■ Exercise brief:
Copy these lines word for word, covering every one of the records.

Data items
□ □ □
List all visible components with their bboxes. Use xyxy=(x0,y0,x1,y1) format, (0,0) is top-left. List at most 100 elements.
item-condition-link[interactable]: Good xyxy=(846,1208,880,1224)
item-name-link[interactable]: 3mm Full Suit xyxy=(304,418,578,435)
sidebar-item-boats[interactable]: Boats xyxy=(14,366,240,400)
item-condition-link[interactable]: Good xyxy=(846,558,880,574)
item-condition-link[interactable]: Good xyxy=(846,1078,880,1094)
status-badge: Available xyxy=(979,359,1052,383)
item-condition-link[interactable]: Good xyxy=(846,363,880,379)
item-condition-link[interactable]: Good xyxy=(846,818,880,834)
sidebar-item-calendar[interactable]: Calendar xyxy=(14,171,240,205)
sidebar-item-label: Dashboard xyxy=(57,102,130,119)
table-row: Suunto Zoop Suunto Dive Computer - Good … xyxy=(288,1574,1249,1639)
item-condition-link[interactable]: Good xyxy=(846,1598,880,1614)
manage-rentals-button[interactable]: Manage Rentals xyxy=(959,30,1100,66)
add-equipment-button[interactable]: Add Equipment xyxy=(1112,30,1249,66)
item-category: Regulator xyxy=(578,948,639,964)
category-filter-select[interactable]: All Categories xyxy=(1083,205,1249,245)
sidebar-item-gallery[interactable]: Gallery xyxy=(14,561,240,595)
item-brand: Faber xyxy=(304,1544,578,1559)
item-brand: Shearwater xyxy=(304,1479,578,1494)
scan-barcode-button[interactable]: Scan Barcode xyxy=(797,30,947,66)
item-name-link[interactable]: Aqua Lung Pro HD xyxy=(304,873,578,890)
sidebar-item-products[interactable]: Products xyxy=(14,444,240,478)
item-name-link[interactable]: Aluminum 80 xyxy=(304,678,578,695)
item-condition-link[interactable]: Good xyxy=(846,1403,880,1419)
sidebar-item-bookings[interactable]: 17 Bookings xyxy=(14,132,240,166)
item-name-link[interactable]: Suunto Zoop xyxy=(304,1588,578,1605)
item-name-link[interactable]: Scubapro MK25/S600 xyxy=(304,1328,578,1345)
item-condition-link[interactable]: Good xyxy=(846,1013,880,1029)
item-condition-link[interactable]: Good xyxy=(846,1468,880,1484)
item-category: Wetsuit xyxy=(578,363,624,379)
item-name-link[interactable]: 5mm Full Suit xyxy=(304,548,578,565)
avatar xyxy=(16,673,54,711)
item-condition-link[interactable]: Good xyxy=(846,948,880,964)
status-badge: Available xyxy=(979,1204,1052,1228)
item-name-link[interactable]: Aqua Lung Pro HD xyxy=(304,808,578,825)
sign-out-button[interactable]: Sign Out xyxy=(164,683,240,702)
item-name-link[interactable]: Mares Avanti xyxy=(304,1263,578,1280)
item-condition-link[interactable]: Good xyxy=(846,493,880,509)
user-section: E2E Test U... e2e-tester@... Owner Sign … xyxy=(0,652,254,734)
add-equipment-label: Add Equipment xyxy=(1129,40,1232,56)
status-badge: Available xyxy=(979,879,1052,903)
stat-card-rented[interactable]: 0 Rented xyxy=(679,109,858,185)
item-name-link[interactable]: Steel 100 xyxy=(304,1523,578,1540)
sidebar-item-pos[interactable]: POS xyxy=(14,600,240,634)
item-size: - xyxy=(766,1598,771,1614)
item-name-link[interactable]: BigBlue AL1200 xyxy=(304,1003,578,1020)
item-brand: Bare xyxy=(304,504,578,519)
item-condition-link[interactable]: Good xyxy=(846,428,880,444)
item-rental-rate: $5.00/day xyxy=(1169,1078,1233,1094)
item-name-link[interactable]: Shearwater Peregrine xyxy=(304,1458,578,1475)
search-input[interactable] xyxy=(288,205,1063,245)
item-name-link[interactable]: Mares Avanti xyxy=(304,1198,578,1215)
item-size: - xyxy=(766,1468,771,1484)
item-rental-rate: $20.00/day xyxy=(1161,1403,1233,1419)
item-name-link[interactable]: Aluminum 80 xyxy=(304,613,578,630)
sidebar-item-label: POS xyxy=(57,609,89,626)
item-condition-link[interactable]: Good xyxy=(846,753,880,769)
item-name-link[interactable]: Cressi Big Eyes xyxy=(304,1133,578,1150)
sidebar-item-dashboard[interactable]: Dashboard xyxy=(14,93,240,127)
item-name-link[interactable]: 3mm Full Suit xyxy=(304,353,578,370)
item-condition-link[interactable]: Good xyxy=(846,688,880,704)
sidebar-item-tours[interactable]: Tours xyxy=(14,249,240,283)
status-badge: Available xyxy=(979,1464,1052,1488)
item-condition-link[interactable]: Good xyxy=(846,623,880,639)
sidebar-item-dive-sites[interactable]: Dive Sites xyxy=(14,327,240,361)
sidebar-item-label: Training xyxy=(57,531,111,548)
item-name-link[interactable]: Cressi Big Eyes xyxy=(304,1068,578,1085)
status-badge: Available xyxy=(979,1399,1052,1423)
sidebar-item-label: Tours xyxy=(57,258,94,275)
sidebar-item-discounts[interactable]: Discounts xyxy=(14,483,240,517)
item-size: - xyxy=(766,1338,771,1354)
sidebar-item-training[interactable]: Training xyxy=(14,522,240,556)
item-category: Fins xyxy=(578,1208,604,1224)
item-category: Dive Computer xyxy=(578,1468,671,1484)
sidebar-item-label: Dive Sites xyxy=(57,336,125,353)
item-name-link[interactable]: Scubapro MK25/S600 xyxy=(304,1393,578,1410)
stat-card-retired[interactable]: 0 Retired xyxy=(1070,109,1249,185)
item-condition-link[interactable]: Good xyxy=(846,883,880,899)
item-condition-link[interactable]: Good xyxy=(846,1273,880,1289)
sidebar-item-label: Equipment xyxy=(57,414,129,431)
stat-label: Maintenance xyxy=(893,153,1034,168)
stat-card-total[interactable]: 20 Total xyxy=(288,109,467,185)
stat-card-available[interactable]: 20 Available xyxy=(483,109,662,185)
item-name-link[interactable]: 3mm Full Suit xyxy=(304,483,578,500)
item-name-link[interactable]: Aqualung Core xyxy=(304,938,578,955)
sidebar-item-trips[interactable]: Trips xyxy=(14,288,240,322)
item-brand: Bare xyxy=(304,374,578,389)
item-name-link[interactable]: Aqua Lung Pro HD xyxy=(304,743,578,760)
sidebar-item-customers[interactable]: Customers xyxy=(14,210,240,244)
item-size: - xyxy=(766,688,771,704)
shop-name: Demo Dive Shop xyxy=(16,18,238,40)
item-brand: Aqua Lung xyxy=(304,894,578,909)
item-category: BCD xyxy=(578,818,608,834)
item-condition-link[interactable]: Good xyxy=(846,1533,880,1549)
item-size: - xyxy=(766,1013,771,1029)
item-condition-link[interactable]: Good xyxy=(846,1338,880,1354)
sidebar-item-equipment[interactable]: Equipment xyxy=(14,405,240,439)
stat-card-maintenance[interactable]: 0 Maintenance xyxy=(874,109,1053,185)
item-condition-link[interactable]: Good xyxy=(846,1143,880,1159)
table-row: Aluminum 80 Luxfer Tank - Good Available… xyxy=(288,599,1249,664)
□ □ □
■ Correct output:
List all visible components with their bboxes. Use xyxy=(x0,y0,x1,y1) format, (0,0) is top-left. List at most 100 elements.
item-condition-link[interactable]: Good xyxy=(846,1208,880,1224)
item-name-link[interactable]: 3mm Full Suit xyxy=(304,418,578,435)
sidebar-item-boats[interactable]: Boats xyxy=(14,366,240,400)
item-condition-link[interactable]: Good xyxy=(846,558,880,574)
item-condition-link[interactable]: Good xyxy=(846,1078,880,1094)
status-badge: Available xyxy=(979,359,1052,383)
item-condition-link[interactable]: Good xyxy=(846,363,880,379)
item-condition-link[interactable]: Good xyxy=(846,818,880,834)
sidebar-item-calendar[interactable]: Calendar xyxy=(14,171,240,205)
sidebar-item-label: Dashboard xyxy=(57,102,130,119)
table-row: Suunto Zoop Suunto Dive Computer - Good … xyxy=(288,1574,1249,1639)
item-condition-link[interactable]: Good xyxy=(846,1598,880,1614)
manage-rentals-button[interactable]: Manage Rentals xyxy=(959,30,1100,66)
add-equipment-button[interactable]: Add Equipment xyxy=(1112,30,1249,66)
item-category: Regulator xyxy=(578,948,639,964)
category-filter-select[interactable]: All Categories xyxy=(1083,205,1249,245)
sidebar-item-gallery[interactable]: Gallery xyxy=(14,561,240,595)
item-brand: Faber xyxy=(304,1544,578,1559)
item-brand: Shearwater xyxy=(304,1479,578,1494)
scan-barcode-button[interactable]: Scan Barcode xyxy=(797,30,947,66)
item-name-link[interactable]: Aqua Lung Pro HD xyxy=(304,873,578,890)
sidebar-item-products[interactable]: Products xyxy=(14,444,240,478)
item-name-link[interactable]: Aluminum 80 xyxy=(304,678,578,695)
item-condition-link[interactable]: Good xyxy=(846,1403,880,1419)
sidebar-item-bookings[interactable]: 17 Bookings xyxy=(14,132,240,166)
item-name-link[interactable]: Suunto Zoop xyxy=(304,1588,578,1605)
item-name-link[interactable]: Scubapro MK25/S600 xyxy=(304,1328,578,1345)
item-condition-link[interactable]: Good xyxy=(846,1013,880,1029)
item-condition-link[interactable]: Good xyxy=(846,1468,880,1484)
item-category: Wetsuit xyxy=(578,363,624,379)
item-name-link[interactable]: 5mm Full Suit xyxy=(304,548,578,565)
avatar xyxy=(16,673,54,711)
item-condition-link[interactable]: Good xyxy=(846,948,880,964)
status-badge: Available xyxy=(979,1204,1052,1228)
item-name-link[interactable]: Aqua Lung Pro HD xyxy=(304,808,578,825)
sign-out-button[interactable]: Sign Out xyxy=(164,683,240,702)
item-name-link[interactable]: Mares Avanti xyxy=(304,1263,578,1280)
item-condition-link[interactable]: Good xyxy=(846,493,880,509)
user-section: E2E Test U... e2e-tester@... Owner Sign … xyxy=(0,652,254,734)
add-equipment-label: Add Equipment xyxy=(1129,40,1232,56)
status-badge: Available xyxy=(979,879,1052,903)
stat-card-rented[interactable]: 0 Rented xyxy=(679,109,858,185)
item-name-link[interactable]: Steel 100 xyxy=(304,1523,578,1540)
sidebar-item-pos[interactable]: POS xyxy=(14,600,240,634)
item-size: - xyxy=(766,1598,771,1614)
item-name-link[interactable]: BigBlue AL1200 xyxy=(304,1003,578,1020)
item-brand: Bare xyxy=(304,504,578,519)
item-condition-link[interactable]: Good xyxy=(846,428,880,444)
item-rental-rate: $5.00/day xyxy=(1169,1078,1233,1094)
item-name-link[interactable]: Shearwater Peregrine xyxy=(304,1458,578,1475)
search-input[interactable] xyxy=(288,205,1063,245)
item-name-link[interactable]: Mares Avanti xyxy=(304,1198,578,1215)
item-size: - xyxy=(766,1468,771,1484)
item-rental-rate: $20.00/day xyxy=(1161,1403,1233,1419)
item-name-link[interactable]: Aluminum 80 xyxy=(304,613,578,630)
sidebar-item-label: POS xyxy=(57,609,89,626)
item-condition-link[interactable]: Good xyxy=(846,753,880,769)
item-name-link[interactable]: Cressi Big Eyes xyxy=(304,1133,578,1150)
sidebar-item-dashboard[interactable]: Dashboard xyxy=(14,93,240,127)
item-name-link[interactable]: 3mm Full Suit xyxy=(304,353,578,370)
item-condition-link[interactable]: Good xyxy=(846,688,880,704)
sidebar-item-tours[interactable]: Tours xyxy=(14,249,240,283)
status-badge: Available xyxy=(979,1464,1052,1488)
item-condition-link[interactable]: Good xyxy=(846,623,880,639)
sidebar-item-dive-sites[interactable]: Dive Sites xyxy=(14,327,240,361)
sidebar-item-label: Training xyxy=(57,531,111,548)
item-name-link[interactable]: Cressi Big Eyes xyxy=(304,1068,578,1085)
status-badge: Available xyxy=(979,1399,1052,1423)
sidebar-item-label: Tours xyxy=(57,258,94,275)
sidebar-item-discounts[interactable]: Discounts xyxy=(14,483,240,517)
item-size: - xyxy=(766,1338,771,1354)
sidebar-item-training[interactable]: Training xyxy=(14,522,240,556)
item-category: Fins xyxy=(578,1208,604,1224)
item-category: Dive Computer xyxy=(578,1468,671,1484)
sidebar-item-label: Dive Sites xyxy=(57,336,125,353)
item-name-link[interactable]: Scubapro MK25/S600 xyxy=(304,1393,578,1410)
stat-card-retired[interactable]: 0 Retired xyxy=(1070,109,1249,185)
item-condition-link[interactable]: Good xyxy=(846,883,880,899)
item-condition-link[interactable]: Good xyxy=(846,1273,880,1289)
sidebar-item-label: Equipment xyxy=(57,414,129,431)
stat-label: Maintenance xyxy=(893,153,1034,168)
stat-card-total[interactable]: 20 Total xyxy=(288,109,467,185)
stat-card-available[interactable]: 20 Available xyxy=(483,109,662,185)
item-name-link[interactable]: 3mm Full Suit xyxy=(304,483,578,500)
item-name-link[interactable]: Aqualung Core xyxy=(304,938,578,955)
sidebar-item-trips[interactable]: Trips xyxy=(14,288,240,322)
item-brand: Bare xyxy=(304,374,578,389)
item-name-link[interactable]: Aqua Lung Pro HD xyxy=(304,743,578,760)
sidebar-item-customers[interactable]: Customers xyxy=(14,210,240,244)
item-size: - xyxy=(766,688,771,704)
shop-name: Demo Dive Shop xyxy=(16,18,238,40)
item-brand: Aqua Lung xyxy=(304,894,578,909)
item-category: BCD xyxy=(578,818,608,834)
item-condition-link[interactable]: Good xyxy=(846,1533,880,1549)
item-size: - xyxy=(766,1013,771,1029)
item-condition-link[interactable]: Good xyxy=(846,1338,880,1354)
sidebar-item-equipment[interactable]: Equipment xyxy=(14,405,240,439)
stat-card-maintenance[interactable]: 0 Maintenance xyxy=(874,109,1053,185)
item-condition-link[interactable]: Good xyxy=(846,1143,880,1159)
table-row: Aluminum 80 Luxfer Tank - Good Available… xyxy=(288,599,1249,664)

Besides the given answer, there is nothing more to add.